── Data to process

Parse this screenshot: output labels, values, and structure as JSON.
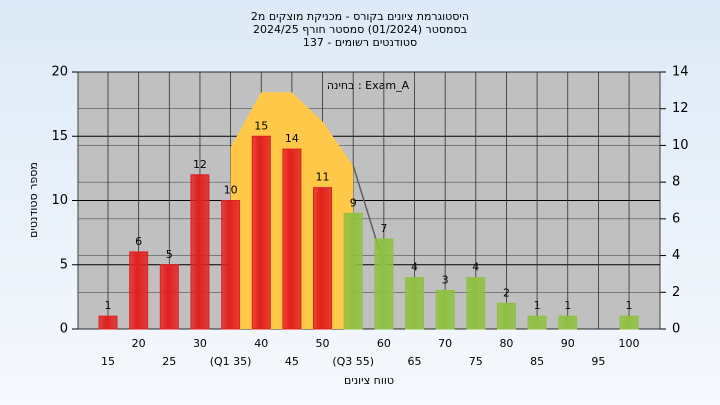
{
  "chart_data": {
    "type": "bar",
    "title": [
      "היסטוגרמת ציונים בקורס - מכניקת מוצקים מ2",
      "בסמסטר  (01/2024)  סמסטר חורף 2024/25",
      "סטודנטים רשומים - 137"
    ],
    "annotation": "בחינה : Exam_A",
    "x_label": "טווח ציונים",
    "y_label": "מספר סטודנטים",
    "categories": [
      "15",
      "20",
      "25",
      "30",
      "(Q1 35)",
      "40",
      "45",
      "50",
      "(Q3 55)",
      "60",
      "65",
      "70",
      "75",
      "80",
      "85",
      "90",
      "95",
      "100"
    ],
    "values": [
      1,
      6,
      5,
      12,
      10,
      15,
      14,
      11,
      9,
      7,
      4,
      3,
      4,
      2,
      1,
      1,
      null,
      1
    ],
    "colors": [
      "#e02020",
      "#e02020",
      "#e02020",
      "#e02020",
      "#e02020",
      "#e02020",
      "#e02020",
      "#e02020",
      "#8fc040",
      "#8fc040",
      "#8fc040",
      "#8fc040",
      "#8fc040",
      "#8fc040",
      "#8fc040",
      "#8fc040",
      "#8fc040",
      "#8fc040"
    ],
    "ylim": [
      0,
      20
    ],
    "yticks": [
      0,
      5,
      10,
      15,
      20
    ],
    "y2lim": [
      0,
      14
    ],
    "y2ticks": [
      0,
      2,
      4,
      6,
      8,
      10,
      12,
      14
    ],
    "overlays": [
      {
        "type": "area",
        "axis": "y2",
        "color": "#ffc848",
        "values": [
          null,
          null,
          null,
          null,
          9.9,
          12.9,
          12.9,
          11.3,
          8.9,
          null,
          null,
          null,
          null,
          null,
          null,
          null,
          null,
          null
        ]
      },
      {
        "type": "line",
        "axis": "y2",
        "color": "#606060",
        "values": [
          null,
          null,
          null,
          null,
          null,
          null,
          null,
          null,
          8.9,
          3.5,
          null,
          null,
          null,
          null,
          null,
          null,
          null,
          null
        ]
      }
    ],
    "grid": true
  }
}
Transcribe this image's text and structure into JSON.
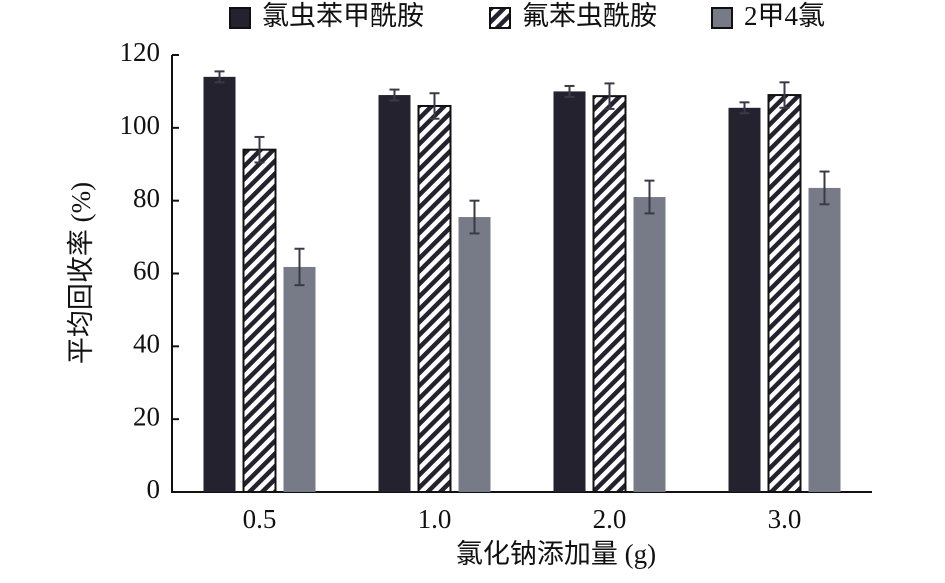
{
  "chart_data": {
    "type": "bar",
    "x_label": "氯化钠添加量 (g)",
    "y_label": "平均回收率 (%)",
    "categories": [
      "0.5",
      "1.0",
      "2.0",
      "3.0"
    ],
    "series": [
      {
        "name": "氯虫苯甲酰胺",
        "color": "#23222e",
        "values": [
          114,
          109,
          110,
          105.5
        ],
        "errors": [
          1.5,
          1.5,
          1.5,
          1.5
        ]
      },
      {
        "name": "氟苯虫酰胺",
        "color": "#23222e",
        "pattern": "hatch",
        "values": [
          94,
          106,
          108.7,
          109
        ],
        "errors": [
          3.5,
          3.5,
          3.5,
          3.5
        ]
      },
      {
        "name": "2甲4氯",
        "color": "#767b87",
        "values": [
          61.8,
          75.5,
          81,
          83.5
        ],
        "errors": [
          5,
          4.5,
          4.5,
          4.5
        ]
      }
    ],
    "ylim": [
      0,
      120
    ],
    "yticks": [
      0,
      20,
      40,
      60,
      80,
      100,
      120
    ],
    "grid": false
  }
}
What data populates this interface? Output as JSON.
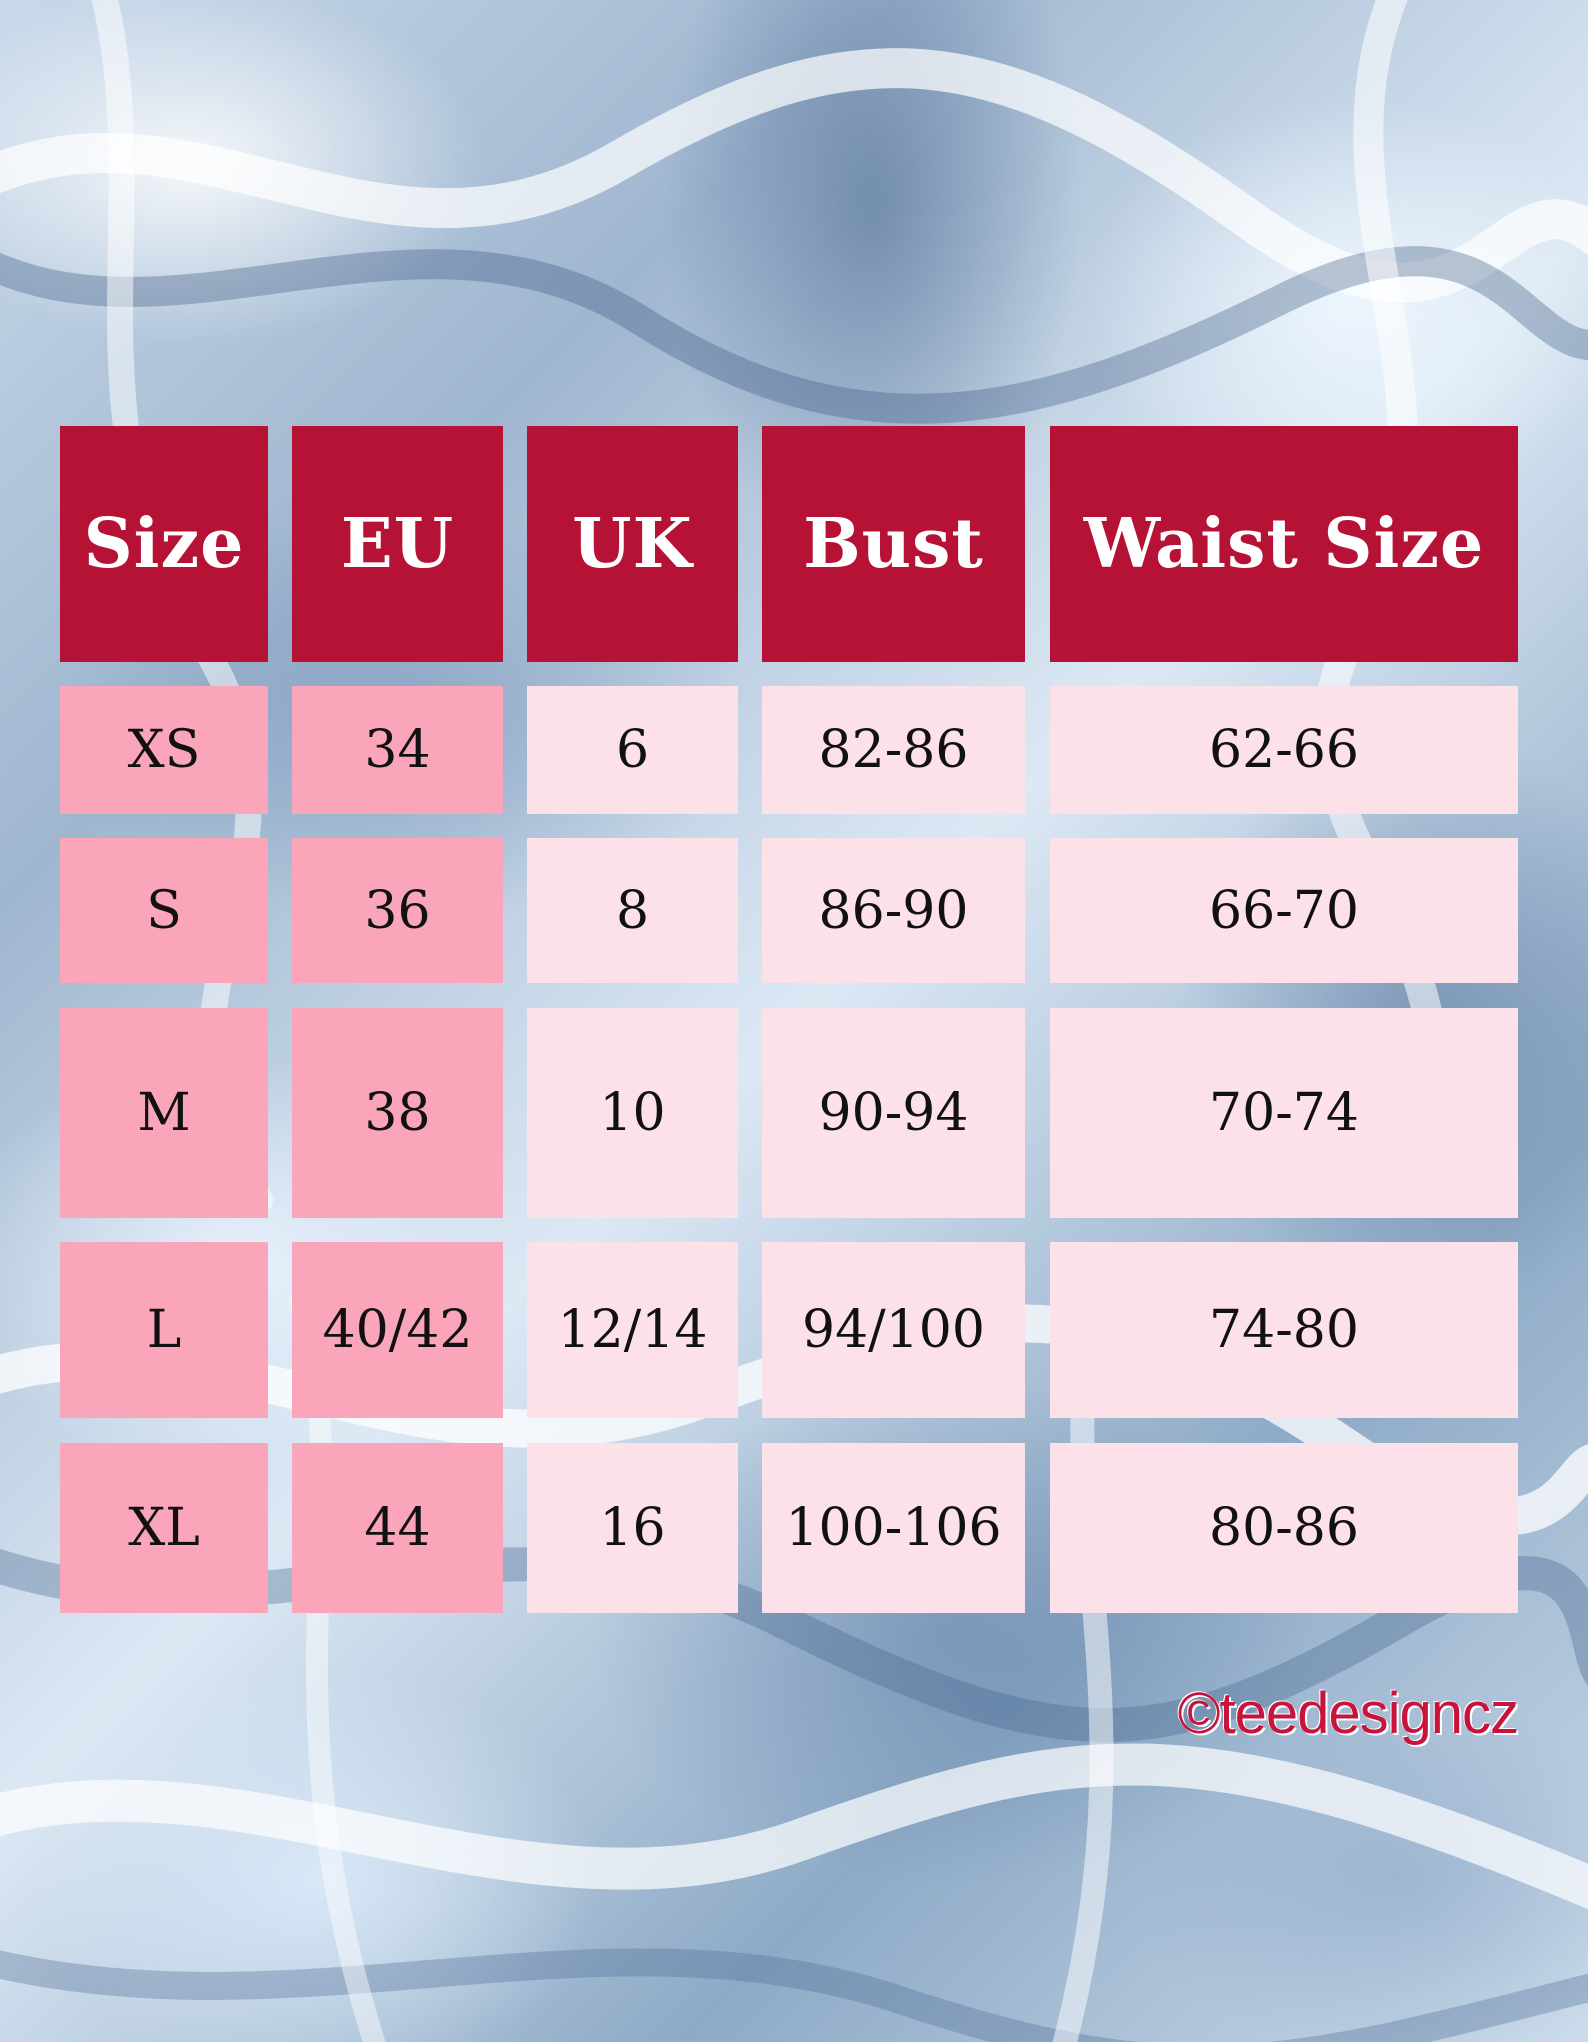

────

» **Problem description**
In the listing above, how many lines hold the word "ציונים"? Give the number and nothing more.

» **Correct answer**
2